▶ [TASK BRIEF] Would you quote every entry exactly, dropping only the pictures?

Collection entries
# # # # # # #

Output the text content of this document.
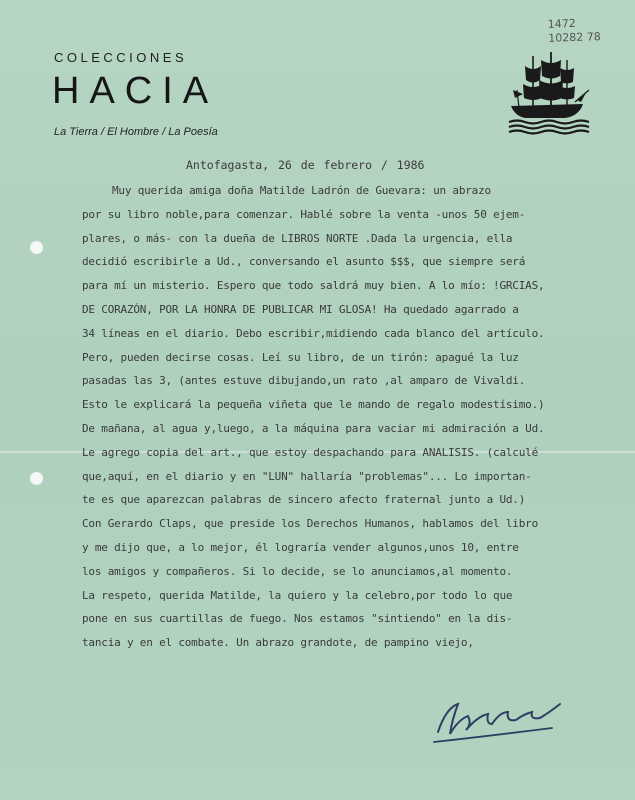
COLECCIONES
HACIA
La Tierra / El Hombre / La Poesía
1472
10282 78
Antofagasta, 26 de febrero / 1986
Muy querida amiga doña Matilde Ladrón de Guevara: un abrazo
por su libro noble,para comenzar. Hablé sobre la venta -unos 50 ejem-
plares, o más- con la dueña de LIBROS NORTE .Dada la urgencia, ella
decidió escribirle a Ud., conversando el asunto $$$, que siempre será
para mí un misterio. Espero que todo saldrá muy bien. A lo mío: !GRCIAS,
DE CORAZÓN, POR LA HONRA DE PUBLICAR MI GLOSA! Ha quedado agarrado a
34 líneas en el diario. Debo escribir,midiendo cada blanco del artículo.
Pero, pueden decirse cosas. Leí su libro, de un tirón: apagué la luz
pasadas las 3, (antes estuve dibujando,un rato ,al amparo de Vivaldi.
Esto le explicará la pequeña viñeta que le mando de regalo modestísimo.)
De mañana, al agua y,luego, a la máquina para vaciar mi admiración a Ud.
Le agrego copia del art., que estoy despachando para ANALISIS. (calculé
que,aquí, en el diario y en "LUN" hallaría "problemas"... Lo importan-
te es que aparezcan palabras de sincero afecto fraternal junto a Ud.)
Con Gerardo Claps, que preside los Derechos Humanos, hablamos del libro
y me dijo que, a lo mejor, él lograría vender algunos,unos 10, entre
los amigos y compañeros. Si lo decide, se lo anunciamos,al momento.
La respeto, querida Matilde, la quiero y la celebro,por todo lo que
pone en sus cuartillas de fuego. Nos estamos "sintiendo" en la dis-
tancia y en el combate. Un abrazo grandote, de pampino viejo,
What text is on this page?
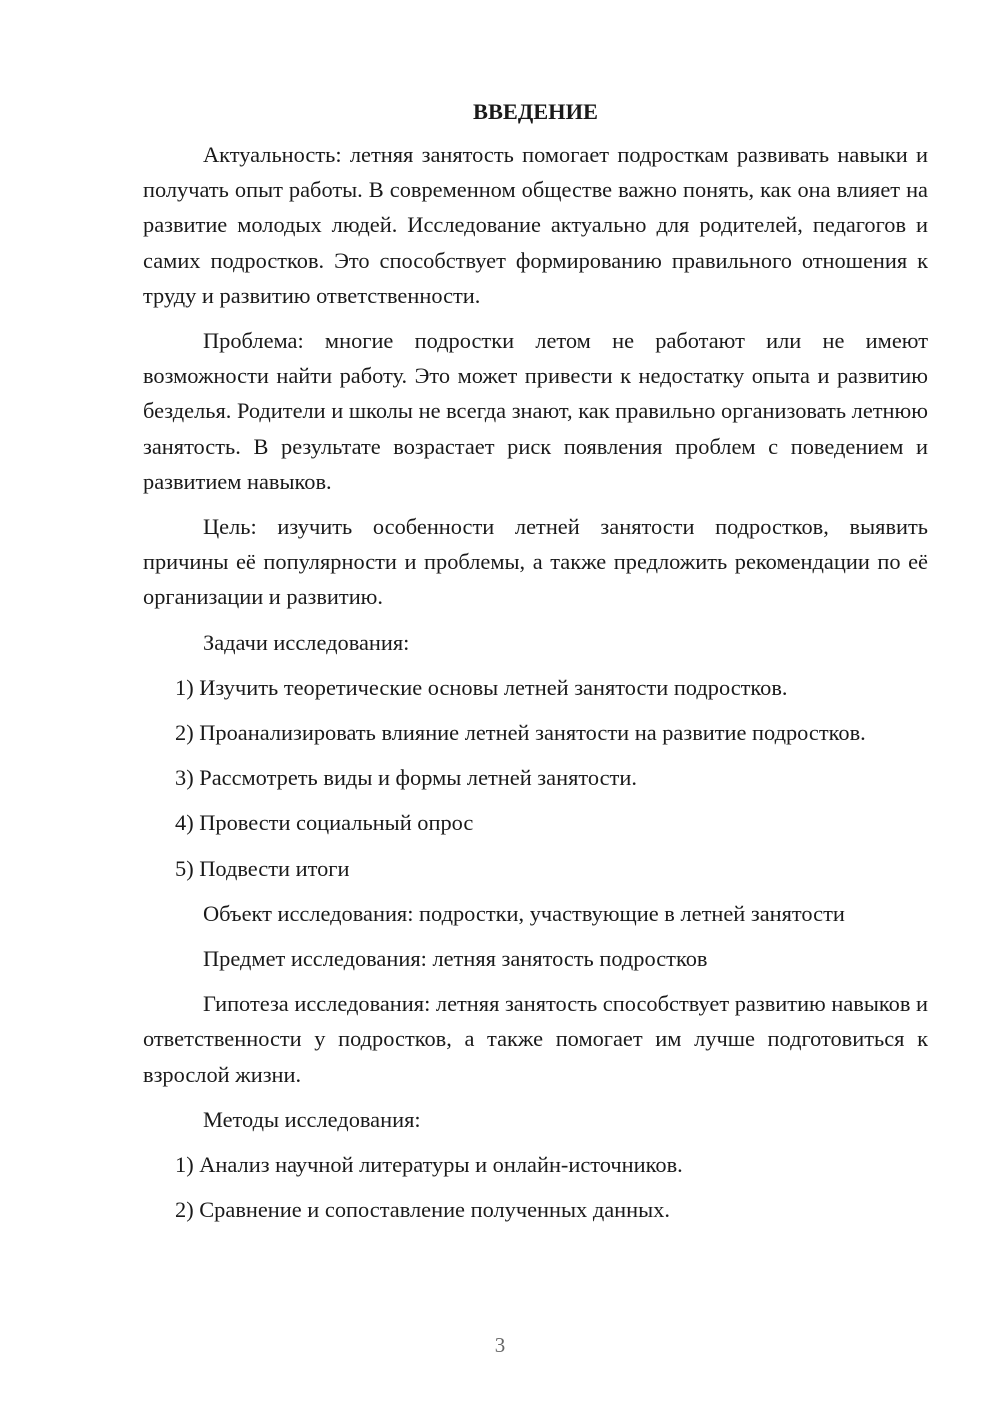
ВВЕДЕНИЕ

Актуальность: летняя занятость помогает подросткам развивать навыки и получать опыт работы. В современном обществе важно понять, как она влияет на развитие молодых людей. Исследование актуально для родителей, педагогов и самих подростков. Это способствует формированию правильного отношения к труду и развитию ответственности.

Проблема: многие подростки летом не работают или не имеют возможности найти работу. Это может привести к недостатку опыта и развитию безделья. Родители и школы не всегда знают, как правильно организовать летнюю занятость. В результате возрастает риск появления проблем с поведением и развитием навыков.

Цель: изучить особенности летней занятости подростков, выявить причины её популярности и проблемы, а также предложить рекомендации по её организации и развитию.

Задачи исследования:

1) Изучить теоретические основы летней занятости подростков.

2) Проанализировать влияние летней занятости на развитие подростков.

3) Рассмотреть виды и формы летней занятости.

4) Провести социальный опрос

5) Подвести итоги

Объект исследования: подростки, участвующие в летней занятости

Предмет исследования: летняя занятость подростков

Гипотеза исследования: летняя занятость способствует развитию навыков и ответственности у подростков, а также помогает им лучше подготовиться к взрослой жизни.

Методы исследования:

1) Анализ научной литературы и онлайн-источников.

2) Сравнение и сопоставление полученных данных.

3
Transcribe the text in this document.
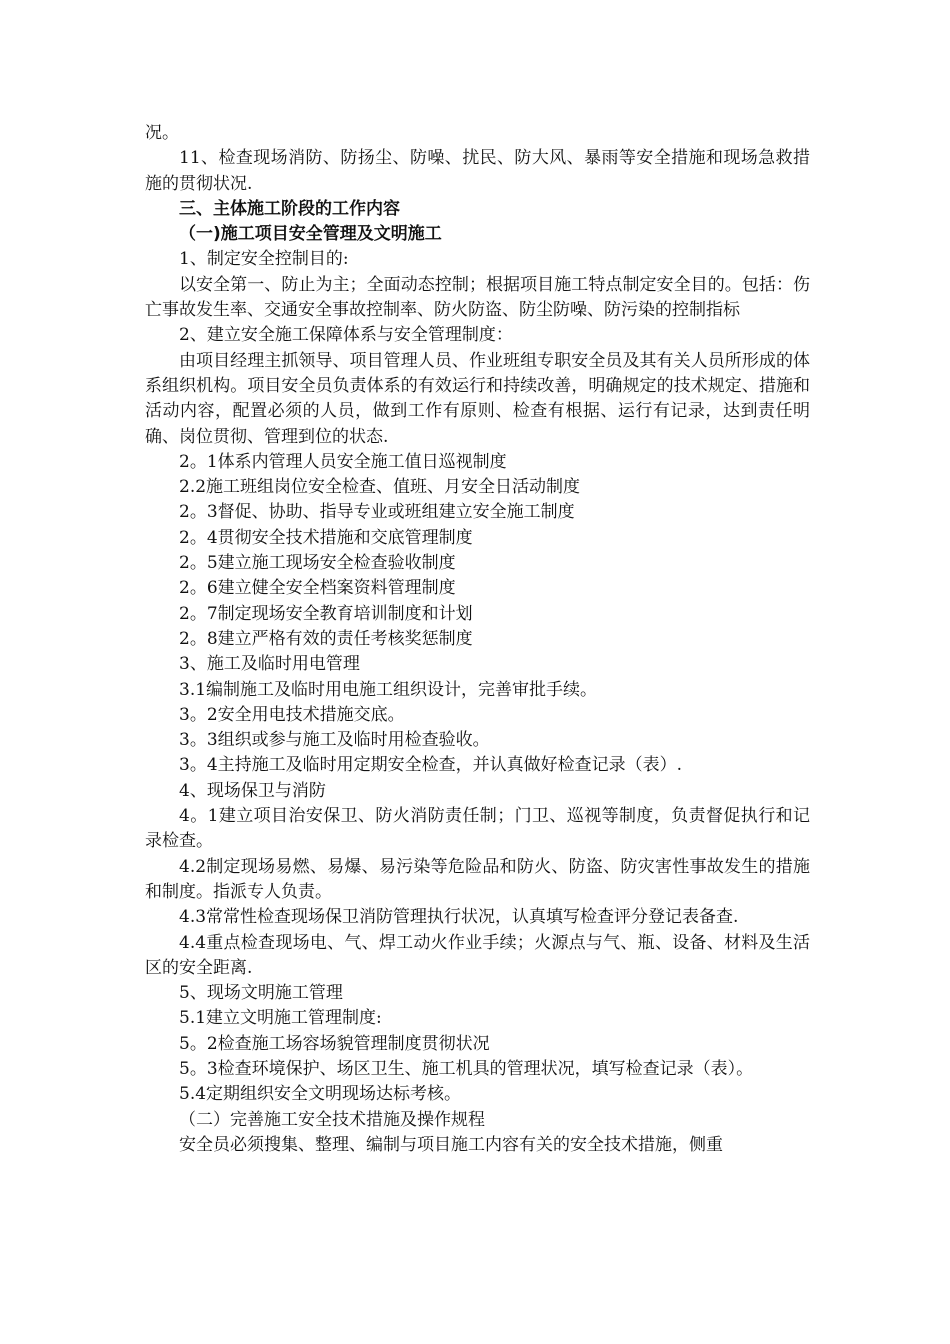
况。

11、检查现场消防、防扬尘、防噪、扰民、防大风、暴雨等安全措施和现场急救措施的贯彻状况.

三、主体施工阶段的工作内容

（一)施工项目安全管理及文明施工

1、制定安全控制目的:

以安全第一、防止为主；全面动态控制；根据项目施工特点制定安全目的。包括：伤亡事故发生率、交通安全事故控制率、防火防盗、防尘防噪、防污染的控制指标

2、建立安全施工保障体系与安全管理制度：

由项目经理主抓领导、项目管理人员、作业班组专职安全员及其有关人员所形成的体系组织机构。项目安全员负责体系的有效运行和持续改善，明确规定的技术规定、措施和活动内容，配置必须的人员，做到工作有原则、检查有根据、运行有记录，达到责任明确、岗位贯彻、管理到位的状态.

2。1体系内管理人员安全施工值日巡视制度

2.2施工班组岗位安全检查、值班、月安全日活动制度

2。3督促、协助、指导专业或班组建立安全施工制度

2。4贯彻安全技术措施和交底管理制度

2。5建立施工现场安全检查验收制度

2。6建立健全安全档案资料管理制度

2。7制定现场安全教育培训制度和计划

2。8建立严格有效的责任考核奖惩制度

3、施工及临时用电管理

3.1编制施工及临时用电施工组织设计，完善审批手续。

3。2安全用电技术措施交底。

3。3组织或参与施工及临时用检查验收。

3。4主持施工及临时用定期安全检查，并认真做好检查记录（表）.

4、现场保卫与消防

4。1建立项目治安保卫、防火消防责任制；门卫、巡视等制度，负责督促执行和记录检查。

4.2制定现场易燃、易爆、易污染等危险品和防火、防盗、防灾害性事故发生的措施和制度。指派专人负责。

4.3常常性检查现场保卫消防管理执行状况，认真填写检查评分登记表备查.

4.4重点检查现场电、气、焊工动火作业手续；火源点与气、瓶、设备、材料及生活区的安全距离.

5、现场文明施工管理

5.1建立文明施工管理制度:

5。2检查施工场容场貌管理制度贯彻状况

5。3检查环境保护、场区卫生、施工机具的管理状况，填写检查记录（表）。

5.4定期组织安全文明现场达标考核。

（二）完善施工安全技术措施及操作规程

安全员必须搜集、整理、编制与项目施工内容有关的安全技术措施，侧重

# # # # # # #

▶ [RESULT OF THE TASK]
Output the text content of this document.
COLECCIONES
HACIA
La Tierra / El Hombre / La Poesía
1472
10282 78
Antofagasta, 26 de febrero / 1986
Muy querida amiga doña Matilde Ladrón de Guevara: un abrazo
por su libro noble,para comenzar. Hablé sobre la venta -unos 50 ejem-
plares, o más- con la dueña de LIBROS NORTE .Dada la urgencia, ella
decidió escribirle a Ud., conversando el asunto $$$, que siempre será
para mí un misterio. Espero que todo saldrá muy bien. A lo mío: !GRCIAS,
DE CORAZÓN, POR LA HONRA DE PUBLICAR MI GLOSA! Ha quedado agarrado a
34 líneas en el diario. Debo escribir,midiendo cada blanco del artículo.
Pero, pueden decirse cosas. Leí su libro, de un tirón: apagué la luz
pasadas las 3, (antes estuve dibujando,un rato ,al amparo de Vivaldi.
Esto le explicará la pequeña viñeta que le mando de regalo modestísimo.)
De mañana, al agua y,luego, a la máquina para vaciar mi admiración a Ud.
Le agrego copia del art., que estoy despachando para ANALISIS. (calculé
que,aquí, en el diario y en "LUN" hallaría "problemas"... Lo importan-
te es que aparezcan palabras de sincero afecto fraternal junto a Ud.)
Con Gerardo Claps, que preside los Derechos Humanos, hablamos del libro
y me dijo que, a lo mejor, él lograría vender algunos,unos 10, entre
los amigos y compañeros. Si lo decide, se lo anunciamos,al momento.
La respeto, querida Matilde, la quiero y la celebro,por todo lo que
pone en sus cuartillas de fuego. Nos estamos "sintiendo" en la dis-
tancia y en el combate. Un abrazo grandote, de pampino viejo,
What text is on this page?
ВВЕДЕНИЕ

Актуальность: летняя занятость помогает подросткам развивать навыки и получать опыт работы. В современном обществе важно понять, как она влияет на развитие молодых людей. Исследование актуально для родителей, педагогов и самих подростков. Это способствует формированию правильного отношения к труду и развитию ответственности.

Проблема: многие подростки летом не работают или не имеют возможности найти работу. Это может привести к недостатку опыта и развитию безделья. Родители и школы не всегда знают, как правильно организовать летнюю занятость. В результате возрастает риск появления проблем с поведением и развитием навыков.

Цель: изучить особенности летней занятости подростков, выявить причины её популярности и проблемы, а также предложить рекомендации по её организации и развитию.

Задачи исследования:

1) Изучить теоретические основы летней занятости подростков.

2) Проанализировать влияние летней занятости на развитие подростков.

3) Рассмотреть виды и формы летней занятости.

4) Провести социальный опрос

5) Подвести итоги

Объект исследования: подростки, участвующие в летней занятости

Предмет исследования: летняя занятость подростков

Гипотеза исследования: летняя занятость способствует развитию навыков и ответственности у подростков, а также помогает им лучше подготовиться к взрослой жизни.

Методы исследования:

1) Анализ научной литературы и онлайн-источников.

2) Сравнение и сопоставление полученных данных.

3
Transcribe the text in this document.
况。

11、检查现场消防、防扬尘、防噪、扰民、防大风、暴雨等安全措施和现场急救措施的贯彻状况.

三、主体施工阶段的工作内容

（一)施工项目安全管理及文明施工

1、制定安全控制目的:

以安全第一、防止为主；全面动态控制；根据项目施工特点制定安全目的。包括：伤亡事故发生率、交通安全事故控制率、防火防盗、防尘防噪、防污染的控制指标

2、建立安全施工保障体系与安全管理制度：

由项目经理主抓领导、项目管理人员、作业班组专职安全员及其有关人员所形成的体系组织机构。项目安全员负责体系的有效运行和持续改善，明确规定的技术规定、措施和活动内容，配置必须的人员，做到工作有原则、检查有根据、运行有记录，达到责任明确、岗位贯彻、管理到位的状态.

2。1体系内管理人员安全施工值日巡视制度

2.2施工班组岗位安全检查、值班、月安全日活动制度

2。3督促、协助、指导专业或班组建立安全施工制度

2。4贯彻安全技术措施和交底管理制度

2。5建立施工现场安全检查验收制度

2。6建立健全安全档案资料管理制度

2。7制定现场安全教育培训制度和计划

2。8建立严格有效的责任考核奖惩制度

3、施工及临时用电管理

3.1编制施工及临时用电施工组织设计，完善审批手续。

3。2安全用电技术措施交底。

3。3组织或参与施工及临时用检查验收。

3。4主持施工及临时用定期安全检查，并认真做好检查记录（表）.

4、现场保卫与消防

4。1建立项目治安保卫、防火消防责任制；门卫、巡视等制度，负责督促执行和记录检查。

4.2制定现场易燃、易爆、易污染等危险品和防火、防盗、防灾害性事故发生的措施和制度。指派专人负责。

4.3常常性检查现场保卫消防管理执行状况，认真填写检查评分登记表备查.

4.4重点检查现场电、气、焊工动火作业手续；火源点与气、瓶、设备、材料及生活区的安全距离.

5、现场文明施工管理

5.1建立文明施工管理制度:

5。2检查施工场容场貌管理制度贯彻状况

5。3检查环境保护、场区卫生、施工机具的管理状况，填写检查记录（表）。

5.4定期组织安全文明现场达标考核。

（二）完善施工安全技术措施及操作规程

安全员必须搜集、整理、编制与项目施工内容有关的安全技术措施，侧重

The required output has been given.